Below are some records; repeat them all exactly, minus the pictures.

[Data listing]
** start **

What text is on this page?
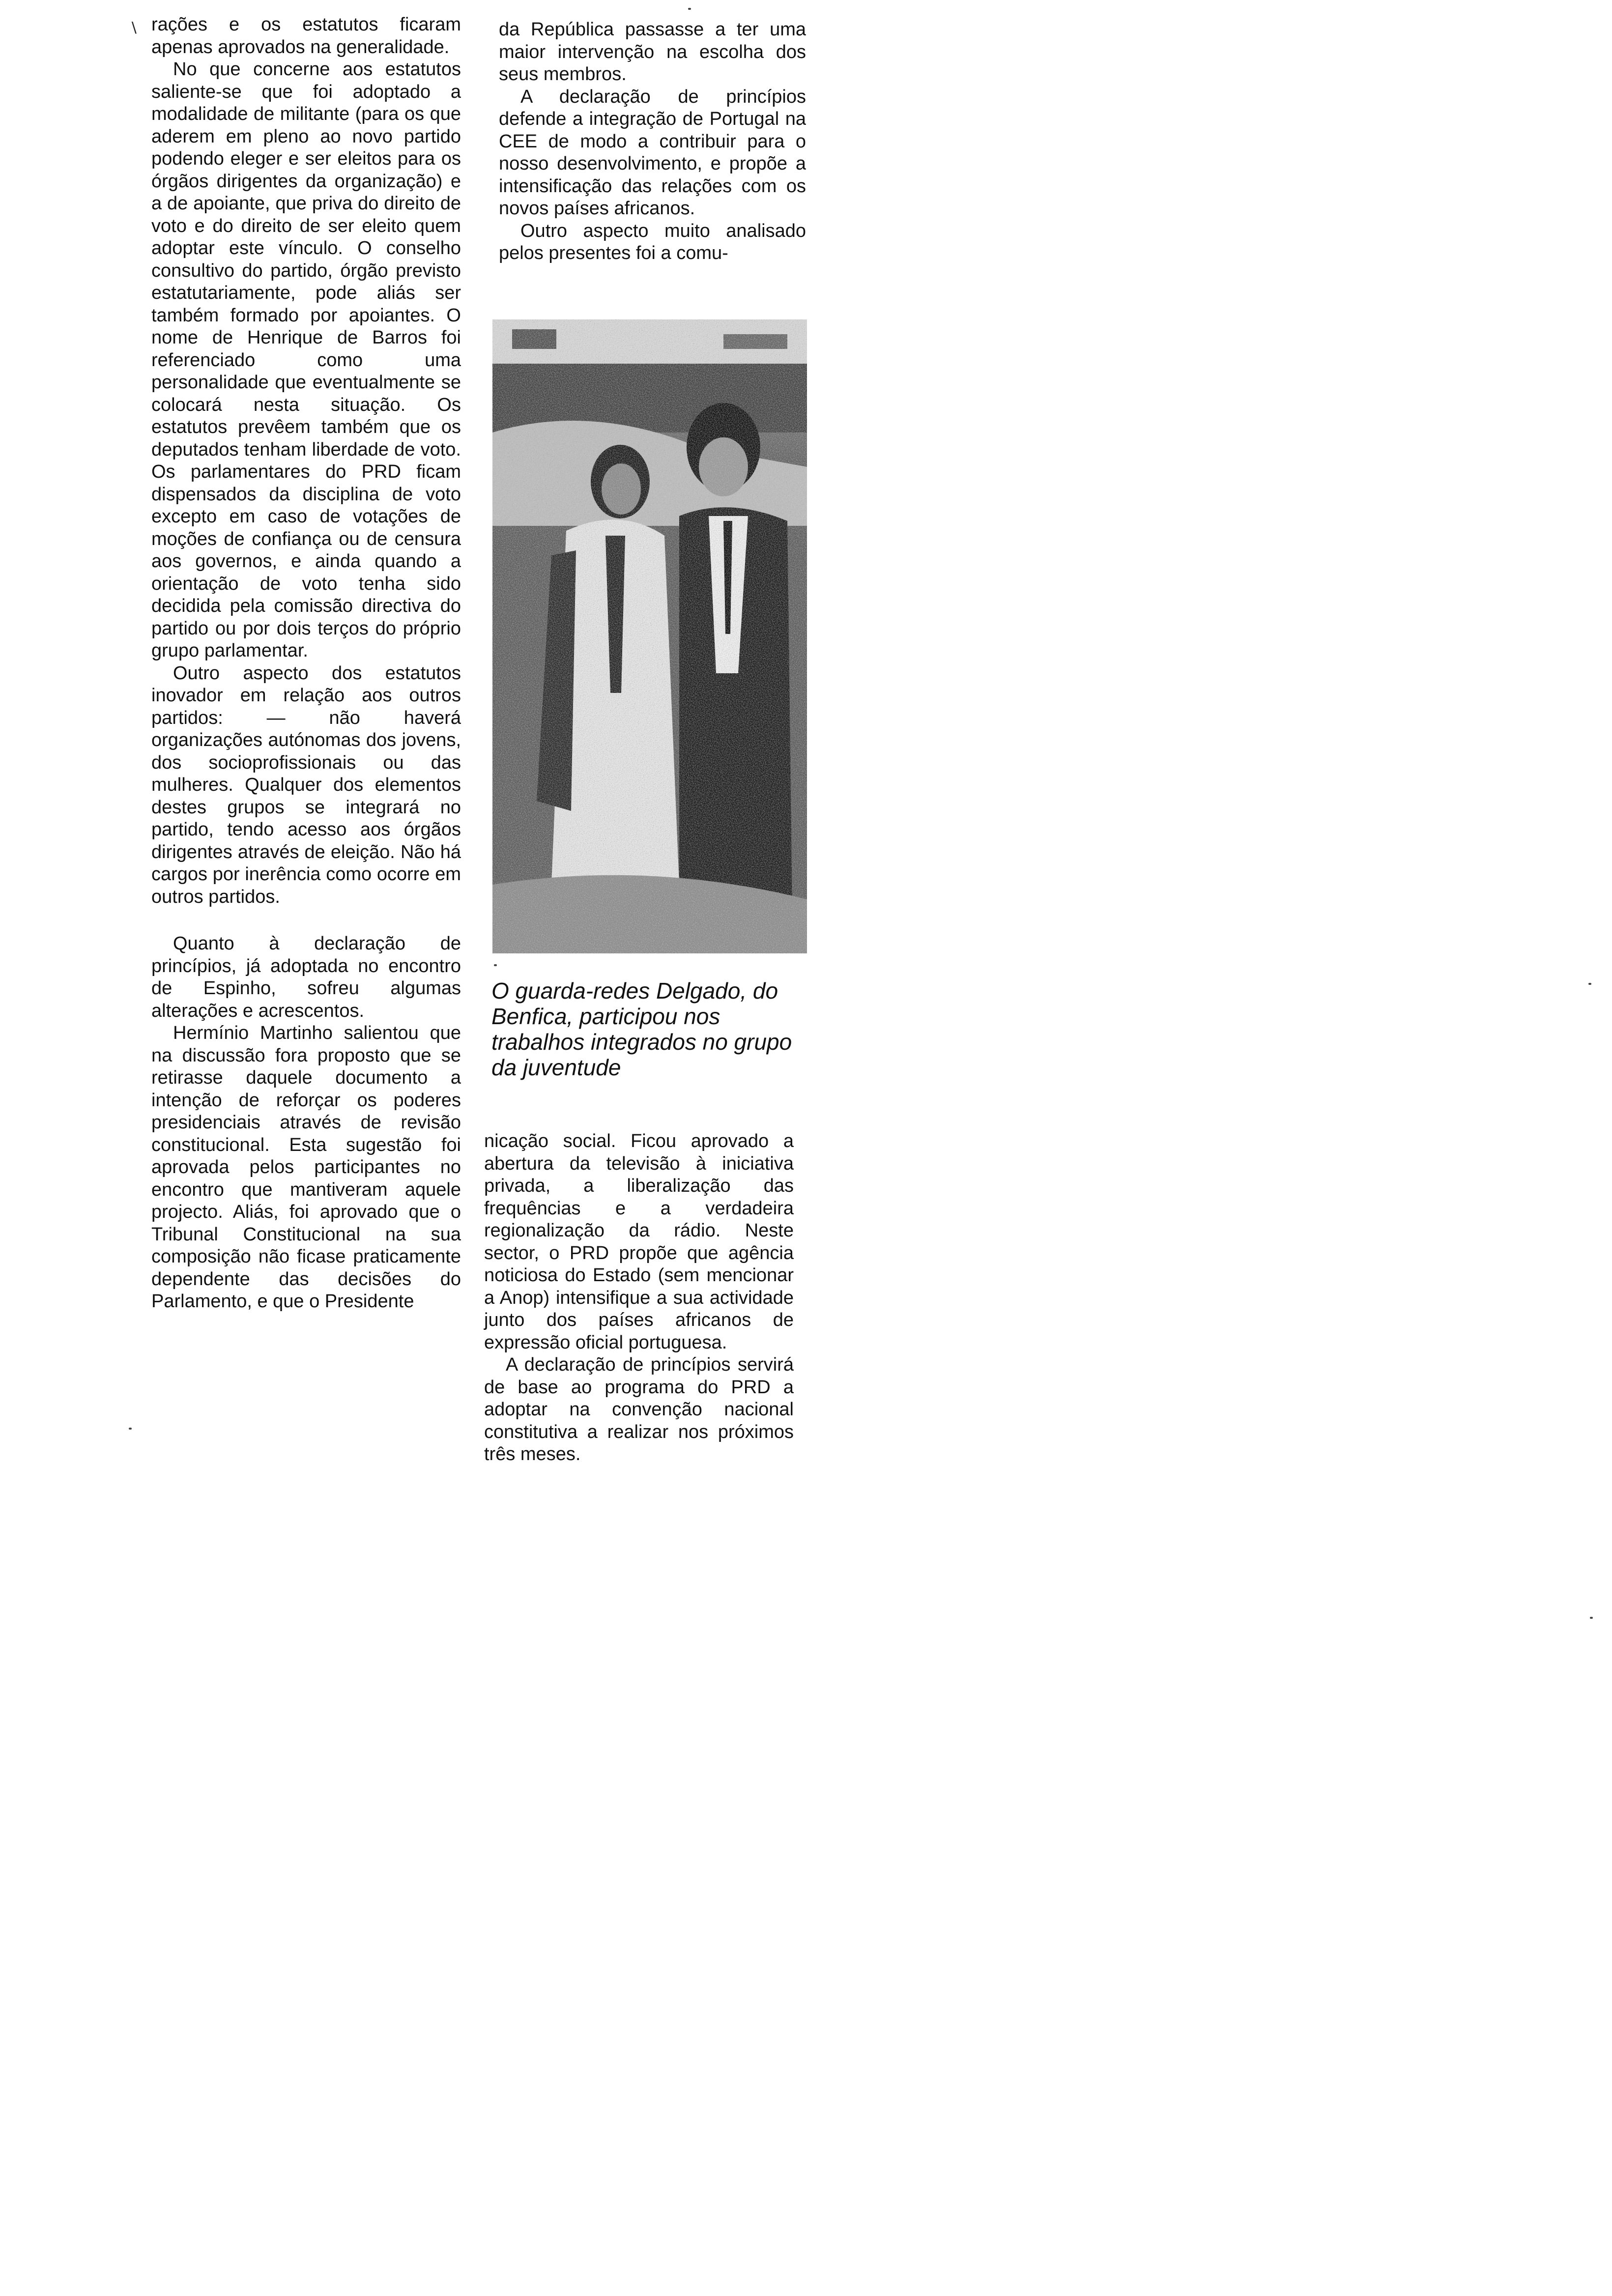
∖ rações e os estatutos ficaram apenas aprovados na generalidade.

No que concerne aos estatutos saliente-se que foi adoptado a modalidade de militante (para os que aderem em pleno ao novo partido podendo eleger e ser eleitos para os órgãos dirigentes da organização) e a de apoiante, que priva do direito de voto e do direito de ser eleito quem adoptar este vínculo. O conselho consultivo do partido, órgão previsto estatutariamente, pode aliás ser também formado por apoiantes. O nome de Henrique de Barros foi referenciado como uma personalidade que eventualmente se colocará nesta situação. Os estatutos prevêem também que os deputados tenham liberdade de voto. Os parlamentares do PRD ficam dispensados da disciplina de voto excepto em caso de votações de moções de confiança ou de censura aos governos, e ainda quando a orientação de voto tenha sido decidida pela comissão directiva do partido ou por dois terços do próprio grupo parlamentar.

Outro aspecto dos estatutos inovador em relação aos outros partidos: — não haverá organizações autónomas dos jovens, dos socioprofissionais ou das mulheres. Qualquer dos elementos destes grupos se integrará no partido, tendo acesso aos órgãos dirigentes através de eleição. Não há cargos por inerência como ocorre em outros partidos.

Quanto à declaração de princípios, já adoptada no encontro de Espinho, sofreu algumas alterações e acrescentos.

Hermínio Martinho salientou que na discussão fora proposto que se retirasse daquele documento a intenção de reforçar os poderes presidenciais através de revisão constitucional. Esta sugestão foi aprovada pelos participantes no encontro que mantiveram aquele projecto. Aliás, foi aprovado que o Tribunal Constitucional na sua composição não ficase praticamente dependente das decisões do Parlamento, e que o Presidente

da República passasse a ter uma maior intervenção na escolha dos seus membros.

A declaração de princípios defende a integração de Portugal na CEE de modo a contribuir para o nosso desenvolvimento, e propõe a intensificação das relações com os novos países africanos.

Outro aspecto muito analisado pelos presentes foi a comu-

O guarda-redes Delgado, do Benfica, participou nos trabalhos integrados no grupo da juventude

nicação social. Ficou aprovado a abertura da televisão à iniciativa privada, a liberalização das frequências e a verdadeira regionalização da rádio. Neste sector, o PRD propõe que agência noticiosa do Estado (sem mencionar a Anop) intensifique a sua actividade junto dos países africanos de expressão oficial portuguesa.

A declaração de princípios servirá de base ao programa do PRD a adoptar na convenção nacional constitutiva a realizar nos próximos três meses.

** end **

[Reply to the task]
What text is on this page?
∖ rações e os estatutos ficaram apenas aprovados na generalidade.

No que concerne aos estatutos saliente-se que foi adoptado a modalidade de militante (para os que aderem em pleno ao novo partido podendo eleger e ser eleitos para os órgãos dirigentes da organização) e a de apoiante, que priva do direito de voto e do direito de ser eleito quem adoptar este vínculo. O conselho consultivo do partido, órgão previsto estatutariamente, pode aliás ser também formado por apoiantes. O nome de Henrique de Barros foi referenciado como uma personalidade que eventualmente se colocará nesta situação. Os estatutos prevêem também que os deputados tenham liberdade de voto. Os parlamentares do PRD ficam dispensados da disciplina de voto excepto em caso de votações de moções de confiança ou de censura aos governos, e ainda quando a orientação de voto tenha sido decidida pela comissão directiva do partido ou por dois terços do próprio grupo parlamentar.

Outro aspecto dos estatutos inovador em relação aos outros partidos: — não haverá organizações autónomas dos jovens, dos socioprofissionais ou das mulheres. Qualquer dos elementos destes grupos se integrará no partido, tendo acesso aos órgãos dirigentes através de eleição. Não há cargos por inerência como ocorre em outros partidos.

Quanto à declaração de princípios, já adoptada no encontro de Espinho, sofreu algumas alterações e acrescentos.

Hermínio Martinho salientou que na discussão fora proposto que se retirasse daquele documento a intenção de reforçar os poderes presidenciais através de revisão constitucional. Esta sugestão foi aprovada pelos participantes no encontro que mantiveram aquele projecto. Aliás, foi aprovado que o Tribunal Constitucional na sua composição não ficase praticamente dependente das decisões do Parlamento, e que o Presidente

da República passasse a ter uma maior intervenção na escolha dos seus membros.

A declaração de princípios defende a integração de Portugal na CEE de modo a contribuir para o nosso desenvolvimento, e propõe a intensificação das relações com os novos países africanos.

Outro aspecto muito analisado pelos presentes foi a comu-

O guarda-redes Delgado, do Benfica, participou nos trabalhos integrados no grupo da juventude

nicação social. Ficou aprovado a abertura da televisão à iniciativa privada, a liberalização das frequências e a verdadeira regionalização da rádio. Neste sector, o PRD propõe que agência noticiosa do Estado (sem mencionar a Anop) intensifique a sua actividade junto dos países africanos de expressão oficial portuguesa.

A declaração de princípios servirá de base ao programa do PRD a adoptar na convenção nacional constitutiva a realizar nos próximos três meses.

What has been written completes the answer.